** start LISTING **
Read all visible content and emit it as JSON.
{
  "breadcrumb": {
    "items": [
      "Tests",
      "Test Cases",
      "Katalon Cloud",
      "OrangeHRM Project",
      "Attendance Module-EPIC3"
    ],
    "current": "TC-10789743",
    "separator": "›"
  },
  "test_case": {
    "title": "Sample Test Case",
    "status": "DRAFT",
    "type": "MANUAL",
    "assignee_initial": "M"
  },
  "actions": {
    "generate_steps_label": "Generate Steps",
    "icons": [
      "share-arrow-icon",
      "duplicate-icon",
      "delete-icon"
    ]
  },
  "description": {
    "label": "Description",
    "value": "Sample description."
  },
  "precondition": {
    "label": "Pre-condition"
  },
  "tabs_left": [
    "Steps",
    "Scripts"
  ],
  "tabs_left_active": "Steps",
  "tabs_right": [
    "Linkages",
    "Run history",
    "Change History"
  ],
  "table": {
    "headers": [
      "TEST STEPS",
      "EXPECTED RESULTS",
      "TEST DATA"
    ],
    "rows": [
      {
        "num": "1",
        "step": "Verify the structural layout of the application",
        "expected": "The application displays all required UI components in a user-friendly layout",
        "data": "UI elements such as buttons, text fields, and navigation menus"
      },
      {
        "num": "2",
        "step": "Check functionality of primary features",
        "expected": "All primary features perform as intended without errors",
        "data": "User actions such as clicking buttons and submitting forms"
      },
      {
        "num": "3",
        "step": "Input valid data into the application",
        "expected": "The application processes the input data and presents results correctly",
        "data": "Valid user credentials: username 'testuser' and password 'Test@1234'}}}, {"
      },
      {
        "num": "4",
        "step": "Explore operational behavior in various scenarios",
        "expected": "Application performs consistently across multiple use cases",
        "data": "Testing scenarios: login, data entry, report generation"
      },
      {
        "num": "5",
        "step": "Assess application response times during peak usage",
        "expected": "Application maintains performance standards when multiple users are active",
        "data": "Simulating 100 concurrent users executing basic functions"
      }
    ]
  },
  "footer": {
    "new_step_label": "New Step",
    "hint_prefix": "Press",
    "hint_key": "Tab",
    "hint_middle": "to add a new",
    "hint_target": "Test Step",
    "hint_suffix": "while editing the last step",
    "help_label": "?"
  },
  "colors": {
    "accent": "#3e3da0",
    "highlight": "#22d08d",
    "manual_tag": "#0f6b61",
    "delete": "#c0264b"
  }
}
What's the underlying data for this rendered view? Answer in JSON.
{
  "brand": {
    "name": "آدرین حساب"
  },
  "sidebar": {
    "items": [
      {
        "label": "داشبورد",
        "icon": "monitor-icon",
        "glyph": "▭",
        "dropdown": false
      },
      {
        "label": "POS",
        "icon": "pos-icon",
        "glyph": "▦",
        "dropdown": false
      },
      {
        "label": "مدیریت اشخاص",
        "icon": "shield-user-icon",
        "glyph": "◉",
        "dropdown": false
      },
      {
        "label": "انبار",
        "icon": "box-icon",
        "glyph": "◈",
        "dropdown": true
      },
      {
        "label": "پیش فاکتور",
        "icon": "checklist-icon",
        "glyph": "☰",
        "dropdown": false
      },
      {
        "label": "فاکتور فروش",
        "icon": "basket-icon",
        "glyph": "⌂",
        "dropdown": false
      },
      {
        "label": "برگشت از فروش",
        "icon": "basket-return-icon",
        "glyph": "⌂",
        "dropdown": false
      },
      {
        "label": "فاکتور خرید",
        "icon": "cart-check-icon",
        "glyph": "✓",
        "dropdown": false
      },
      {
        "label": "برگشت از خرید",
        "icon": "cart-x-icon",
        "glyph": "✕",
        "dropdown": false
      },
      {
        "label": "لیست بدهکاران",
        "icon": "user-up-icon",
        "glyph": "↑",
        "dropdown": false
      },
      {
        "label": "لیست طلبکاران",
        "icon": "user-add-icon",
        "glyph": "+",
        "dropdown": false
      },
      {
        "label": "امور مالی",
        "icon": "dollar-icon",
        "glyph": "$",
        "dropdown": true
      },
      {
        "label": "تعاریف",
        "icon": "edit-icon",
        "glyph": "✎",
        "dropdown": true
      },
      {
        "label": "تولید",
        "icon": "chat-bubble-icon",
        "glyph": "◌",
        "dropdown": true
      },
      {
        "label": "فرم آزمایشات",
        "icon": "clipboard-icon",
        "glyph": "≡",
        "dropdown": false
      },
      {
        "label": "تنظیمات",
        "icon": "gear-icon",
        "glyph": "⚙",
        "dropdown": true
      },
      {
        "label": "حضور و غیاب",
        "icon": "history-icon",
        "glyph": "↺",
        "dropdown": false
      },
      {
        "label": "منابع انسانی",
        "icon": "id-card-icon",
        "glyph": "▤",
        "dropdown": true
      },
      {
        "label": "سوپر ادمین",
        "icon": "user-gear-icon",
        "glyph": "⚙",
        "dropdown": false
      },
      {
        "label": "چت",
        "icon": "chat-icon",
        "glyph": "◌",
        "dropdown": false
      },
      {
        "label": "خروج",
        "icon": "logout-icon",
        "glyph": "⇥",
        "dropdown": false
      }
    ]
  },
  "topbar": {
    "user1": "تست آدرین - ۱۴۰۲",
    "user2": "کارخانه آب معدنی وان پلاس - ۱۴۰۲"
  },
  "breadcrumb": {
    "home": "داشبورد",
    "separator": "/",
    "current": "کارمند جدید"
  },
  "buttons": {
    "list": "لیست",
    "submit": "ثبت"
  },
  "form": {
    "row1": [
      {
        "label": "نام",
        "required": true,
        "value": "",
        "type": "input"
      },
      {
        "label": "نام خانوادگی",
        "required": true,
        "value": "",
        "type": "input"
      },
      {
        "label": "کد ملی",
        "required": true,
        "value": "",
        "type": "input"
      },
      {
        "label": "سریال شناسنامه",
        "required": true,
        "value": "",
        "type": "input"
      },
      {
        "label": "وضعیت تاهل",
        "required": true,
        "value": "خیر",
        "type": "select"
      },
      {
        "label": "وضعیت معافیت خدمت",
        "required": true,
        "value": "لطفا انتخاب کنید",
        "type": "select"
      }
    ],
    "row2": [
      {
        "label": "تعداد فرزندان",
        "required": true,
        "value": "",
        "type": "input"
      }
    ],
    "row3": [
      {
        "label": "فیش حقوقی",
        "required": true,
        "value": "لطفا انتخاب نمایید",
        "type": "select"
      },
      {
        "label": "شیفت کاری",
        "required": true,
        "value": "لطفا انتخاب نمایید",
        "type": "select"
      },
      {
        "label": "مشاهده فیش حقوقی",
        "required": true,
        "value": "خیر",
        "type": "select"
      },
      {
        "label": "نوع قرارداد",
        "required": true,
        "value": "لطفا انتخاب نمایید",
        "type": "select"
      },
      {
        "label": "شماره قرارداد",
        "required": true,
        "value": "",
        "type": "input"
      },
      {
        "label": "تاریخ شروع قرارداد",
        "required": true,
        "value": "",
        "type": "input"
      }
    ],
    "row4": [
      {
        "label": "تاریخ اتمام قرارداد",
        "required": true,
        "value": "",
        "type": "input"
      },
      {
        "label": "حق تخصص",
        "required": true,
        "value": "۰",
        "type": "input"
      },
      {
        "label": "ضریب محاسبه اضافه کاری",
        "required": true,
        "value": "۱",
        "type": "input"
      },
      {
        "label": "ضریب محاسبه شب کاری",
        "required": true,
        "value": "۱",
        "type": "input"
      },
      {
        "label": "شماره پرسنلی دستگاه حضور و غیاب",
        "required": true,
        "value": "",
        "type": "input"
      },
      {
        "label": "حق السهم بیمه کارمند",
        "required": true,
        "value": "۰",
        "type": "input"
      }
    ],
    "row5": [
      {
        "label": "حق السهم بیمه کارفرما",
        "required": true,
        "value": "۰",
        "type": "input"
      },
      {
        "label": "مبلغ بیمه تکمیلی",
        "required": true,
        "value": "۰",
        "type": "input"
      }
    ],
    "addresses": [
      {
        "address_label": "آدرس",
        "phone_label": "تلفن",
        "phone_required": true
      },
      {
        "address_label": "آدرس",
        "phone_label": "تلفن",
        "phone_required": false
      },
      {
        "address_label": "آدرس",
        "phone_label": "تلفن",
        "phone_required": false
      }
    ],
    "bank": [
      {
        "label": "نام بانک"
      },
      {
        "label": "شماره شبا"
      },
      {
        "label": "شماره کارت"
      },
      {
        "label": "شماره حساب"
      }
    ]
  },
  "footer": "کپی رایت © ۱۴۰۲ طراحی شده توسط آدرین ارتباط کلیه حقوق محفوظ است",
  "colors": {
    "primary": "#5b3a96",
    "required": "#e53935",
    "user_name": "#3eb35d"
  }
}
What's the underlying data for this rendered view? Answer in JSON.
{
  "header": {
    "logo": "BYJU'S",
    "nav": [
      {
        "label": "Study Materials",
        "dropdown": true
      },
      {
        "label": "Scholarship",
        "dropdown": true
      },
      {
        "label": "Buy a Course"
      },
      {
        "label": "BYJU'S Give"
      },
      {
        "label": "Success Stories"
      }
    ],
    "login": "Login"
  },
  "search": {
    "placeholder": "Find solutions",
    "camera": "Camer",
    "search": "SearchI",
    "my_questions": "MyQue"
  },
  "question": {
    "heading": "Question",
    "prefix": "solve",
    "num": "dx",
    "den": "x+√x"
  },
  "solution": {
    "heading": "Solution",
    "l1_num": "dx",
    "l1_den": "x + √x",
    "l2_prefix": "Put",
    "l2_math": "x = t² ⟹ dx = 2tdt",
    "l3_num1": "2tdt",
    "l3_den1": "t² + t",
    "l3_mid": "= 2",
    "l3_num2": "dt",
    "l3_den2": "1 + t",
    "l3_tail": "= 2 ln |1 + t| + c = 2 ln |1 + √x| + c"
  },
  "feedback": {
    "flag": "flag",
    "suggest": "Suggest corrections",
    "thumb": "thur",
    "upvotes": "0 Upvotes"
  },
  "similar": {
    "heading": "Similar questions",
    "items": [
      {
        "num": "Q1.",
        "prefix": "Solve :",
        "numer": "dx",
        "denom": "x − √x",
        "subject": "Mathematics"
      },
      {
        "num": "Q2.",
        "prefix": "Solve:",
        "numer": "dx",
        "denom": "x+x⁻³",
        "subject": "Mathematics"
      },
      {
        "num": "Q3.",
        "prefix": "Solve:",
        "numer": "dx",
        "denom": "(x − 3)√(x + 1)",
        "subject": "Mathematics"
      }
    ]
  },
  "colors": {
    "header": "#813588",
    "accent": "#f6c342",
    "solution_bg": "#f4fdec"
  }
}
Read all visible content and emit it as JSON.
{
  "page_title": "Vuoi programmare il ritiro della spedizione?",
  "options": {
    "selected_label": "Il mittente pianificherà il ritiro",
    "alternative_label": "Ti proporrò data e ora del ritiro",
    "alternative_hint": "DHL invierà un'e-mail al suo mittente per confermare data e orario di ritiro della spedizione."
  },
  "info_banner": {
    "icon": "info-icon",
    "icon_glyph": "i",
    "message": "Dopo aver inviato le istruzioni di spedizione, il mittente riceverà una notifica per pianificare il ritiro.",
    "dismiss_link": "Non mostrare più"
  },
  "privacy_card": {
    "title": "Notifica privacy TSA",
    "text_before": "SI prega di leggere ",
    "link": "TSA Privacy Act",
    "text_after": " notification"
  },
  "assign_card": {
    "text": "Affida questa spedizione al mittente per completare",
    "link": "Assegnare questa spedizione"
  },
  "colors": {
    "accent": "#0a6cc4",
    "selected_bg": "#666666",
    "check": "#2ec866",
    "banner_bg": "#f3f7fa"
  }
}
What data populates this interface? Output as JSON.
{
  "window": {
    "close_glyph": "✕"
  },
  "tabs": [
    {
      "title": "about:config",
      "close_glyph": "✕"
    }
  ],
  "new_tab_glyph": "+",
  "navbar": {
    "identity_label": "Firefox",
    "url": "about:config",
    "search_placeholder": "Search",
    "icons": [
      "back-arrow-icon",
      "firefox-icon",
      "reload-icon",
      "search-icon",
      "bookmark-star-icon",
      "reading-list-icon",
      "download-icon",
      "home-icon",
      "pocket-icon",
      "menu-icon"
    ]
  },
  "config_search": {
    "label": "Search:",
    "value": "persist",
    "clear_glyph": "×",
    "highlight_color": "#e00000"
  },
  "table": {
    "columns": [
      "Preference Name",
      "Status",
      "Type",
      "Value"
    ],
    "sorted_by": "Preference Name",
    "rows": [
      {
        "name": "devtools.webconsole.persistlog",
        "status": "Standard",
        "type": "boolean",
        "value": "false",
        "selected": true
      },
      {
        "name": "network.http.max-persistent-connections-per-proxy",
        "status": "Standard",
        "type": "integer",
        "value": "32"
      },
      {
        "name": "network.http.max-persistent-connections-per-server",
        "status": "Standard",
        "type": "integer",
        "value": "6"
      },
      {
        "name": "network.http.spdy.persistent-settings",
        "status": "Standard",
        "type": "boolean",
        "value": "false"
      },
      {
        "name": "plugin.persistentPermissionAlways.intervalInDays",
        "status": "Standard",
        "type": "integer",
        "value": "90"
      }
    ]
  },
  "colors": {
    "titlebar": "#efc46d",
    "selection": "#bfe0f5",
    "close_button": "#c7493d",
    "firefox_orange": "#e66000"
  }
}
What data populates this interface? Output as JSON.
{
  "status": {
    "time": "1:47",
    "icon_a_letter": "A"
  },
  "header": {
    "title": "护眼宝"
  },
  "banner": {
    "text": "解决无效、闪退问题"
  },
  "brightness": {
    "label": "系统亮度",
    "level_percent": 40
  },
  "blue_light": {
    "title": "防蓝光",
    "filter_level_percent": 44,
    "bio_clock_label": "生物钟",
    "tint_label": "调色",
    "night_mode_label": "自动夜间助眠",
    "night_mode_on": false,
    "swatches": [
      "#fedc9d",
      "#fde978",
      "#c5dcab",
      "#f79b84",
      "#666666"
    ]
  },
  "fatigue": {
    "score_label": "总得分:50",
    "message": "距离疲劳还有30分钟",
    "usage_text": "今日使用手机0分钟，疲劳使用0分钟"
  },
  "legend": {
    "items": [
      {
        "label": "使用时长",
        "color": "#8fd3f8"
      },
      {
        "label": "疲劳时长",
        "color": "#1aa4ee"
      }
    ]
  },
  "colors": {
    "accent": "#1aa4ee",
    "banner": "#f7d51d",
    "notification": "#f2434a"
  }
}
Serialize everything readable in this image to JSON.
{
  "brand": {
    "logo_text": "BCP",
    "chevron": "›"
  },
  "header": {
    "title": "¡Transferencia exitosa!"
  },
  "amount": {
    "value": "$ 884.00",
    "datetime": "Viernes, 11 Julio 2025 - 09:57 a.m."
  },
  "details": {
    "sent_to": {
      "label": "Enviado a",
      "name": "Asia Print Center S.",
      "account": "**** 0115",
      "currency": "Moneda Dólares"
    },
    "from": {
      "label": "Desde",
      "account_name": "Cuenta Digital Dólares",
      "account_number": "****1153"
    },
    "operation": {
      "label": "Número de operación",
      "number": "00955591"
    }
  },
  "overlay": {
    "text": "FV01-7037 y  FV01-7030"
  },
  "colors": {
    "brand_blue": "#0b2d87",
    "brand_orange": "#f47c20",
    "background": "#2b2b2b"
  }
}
** end LISTING **
Report each line in the preceding entries that holds the string "heading".

OUTPUT FOR THIS TASK
    "heading": "Question",
    "heading": "Solution",
    "heading": "Similar questions",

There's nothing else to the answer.